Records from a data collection
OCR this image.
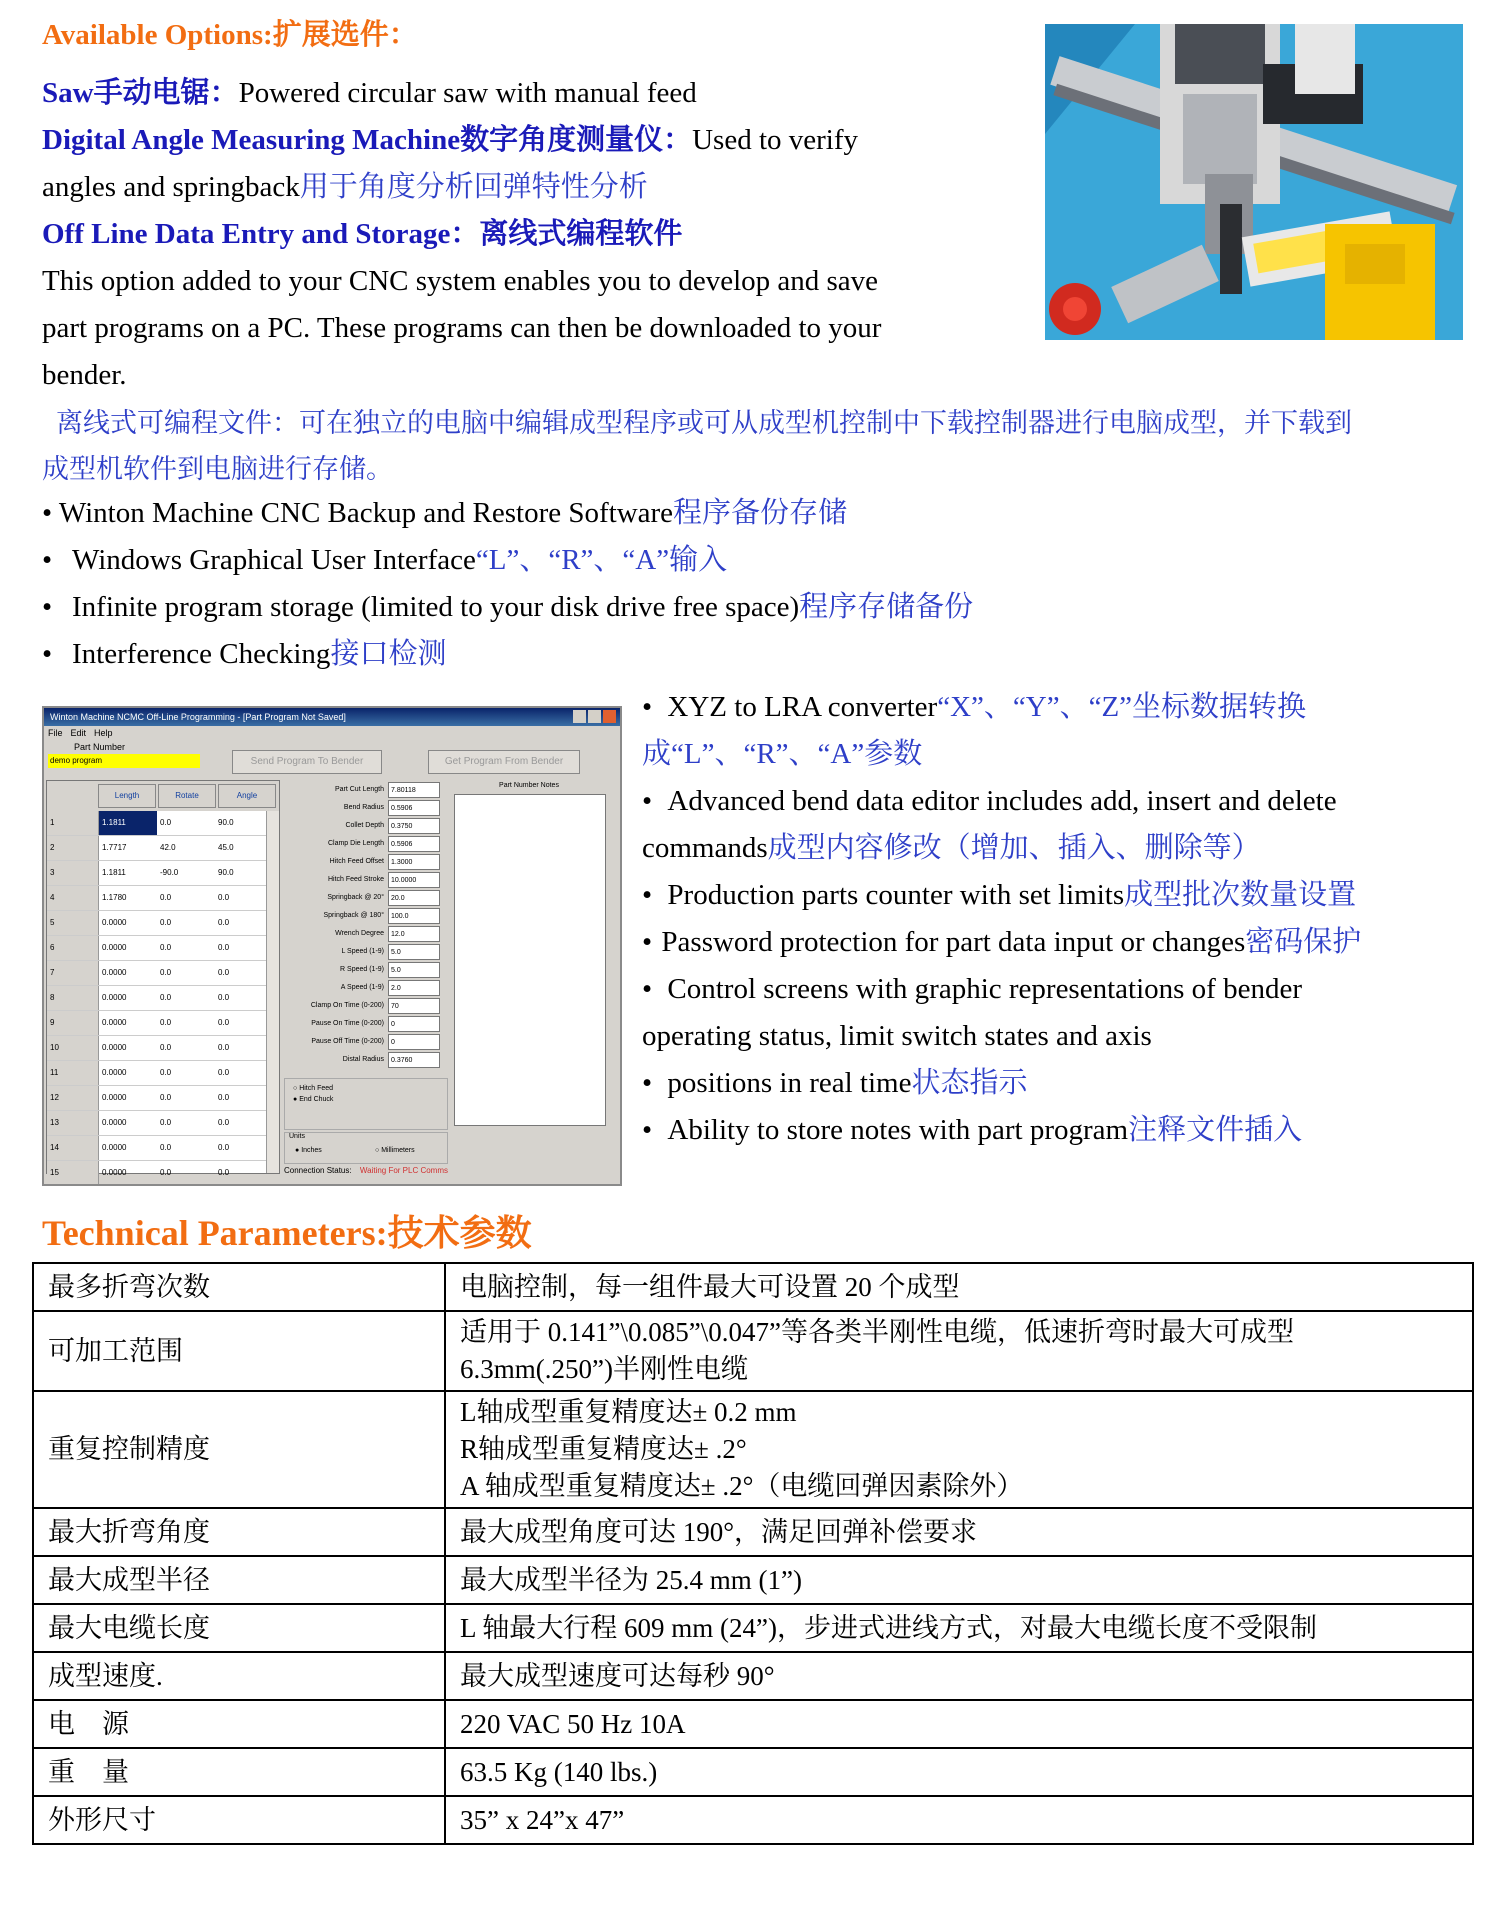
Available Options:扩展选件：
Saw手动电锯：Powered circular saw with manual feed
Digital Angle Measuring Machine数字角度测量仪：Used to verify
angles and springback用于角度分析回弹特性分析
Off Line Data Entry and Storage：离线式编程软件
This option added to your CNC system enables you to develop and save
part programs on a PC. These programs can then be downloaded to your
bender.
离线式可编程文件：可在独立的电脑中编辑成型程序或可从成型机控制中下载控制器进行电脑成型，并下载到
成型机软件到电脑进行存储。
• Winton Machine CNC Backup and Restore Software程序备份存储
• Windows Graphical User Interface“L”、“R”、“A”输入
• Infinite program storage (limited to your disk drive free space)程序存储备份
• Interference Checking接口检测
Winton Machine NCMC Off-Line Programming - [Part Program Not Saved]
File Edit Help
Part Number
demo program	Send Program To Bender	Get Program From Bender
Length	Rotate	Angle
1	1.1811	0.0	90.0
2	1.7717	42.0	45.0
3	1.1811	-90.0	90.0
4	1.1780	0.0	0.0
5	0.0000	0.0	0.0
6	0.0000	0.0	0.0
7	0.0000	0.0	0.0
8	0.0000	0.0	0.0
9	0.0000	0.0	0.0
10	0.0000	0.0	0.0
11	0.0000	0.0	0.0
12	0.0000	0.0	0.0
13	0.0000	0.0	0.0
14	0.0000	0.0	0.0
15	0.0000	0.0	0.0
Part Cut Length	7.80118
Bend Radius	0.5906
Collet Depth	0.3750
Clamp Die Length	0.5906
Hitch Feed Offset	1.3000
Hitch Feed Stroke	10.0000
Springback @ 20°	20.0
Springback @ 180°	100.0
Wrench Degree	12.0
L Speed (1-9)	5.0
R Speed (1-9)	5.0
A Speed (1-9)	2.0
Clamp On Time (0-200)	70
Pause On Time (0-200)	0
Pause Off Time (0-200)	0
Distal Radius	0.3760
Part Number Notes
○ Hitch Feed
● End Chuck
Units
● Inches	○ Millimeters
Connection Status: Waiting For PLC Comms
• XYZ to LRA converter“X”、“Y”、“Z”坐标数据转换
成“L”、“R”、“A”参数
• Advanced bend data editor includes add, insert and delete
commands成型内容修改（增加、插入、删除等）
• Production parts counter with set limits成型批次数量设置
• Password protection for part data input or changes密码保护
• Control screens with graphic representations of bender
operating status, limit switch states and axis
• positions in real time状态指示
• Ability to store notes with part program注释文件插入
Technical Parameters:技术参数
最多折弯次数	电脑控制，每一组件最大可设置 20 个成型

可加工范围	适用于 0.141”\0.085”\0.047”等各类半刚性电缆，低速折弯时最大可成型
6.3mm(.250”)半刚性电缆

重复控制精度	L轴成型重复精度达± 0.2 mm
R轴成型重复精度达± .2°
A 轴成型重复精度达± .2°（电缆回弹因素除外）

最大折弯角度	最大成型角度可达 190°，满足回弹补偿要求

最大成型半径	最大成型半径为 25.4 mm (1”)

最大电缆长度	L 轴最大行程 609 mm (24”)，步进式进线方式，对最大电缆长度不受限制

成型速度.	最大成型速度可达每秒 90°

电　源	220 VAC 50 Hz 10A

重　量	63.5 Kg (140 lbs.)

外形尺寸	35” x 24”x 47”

__Set exercise__
Examine the records and pull out every line where the string "Winton" occurs.

__Output of the task__
• Winton Machine CNC Backup and Restore Software程序备份存储
Winton Machine NCMC Off-Line Programming - [Part Program Not Saved]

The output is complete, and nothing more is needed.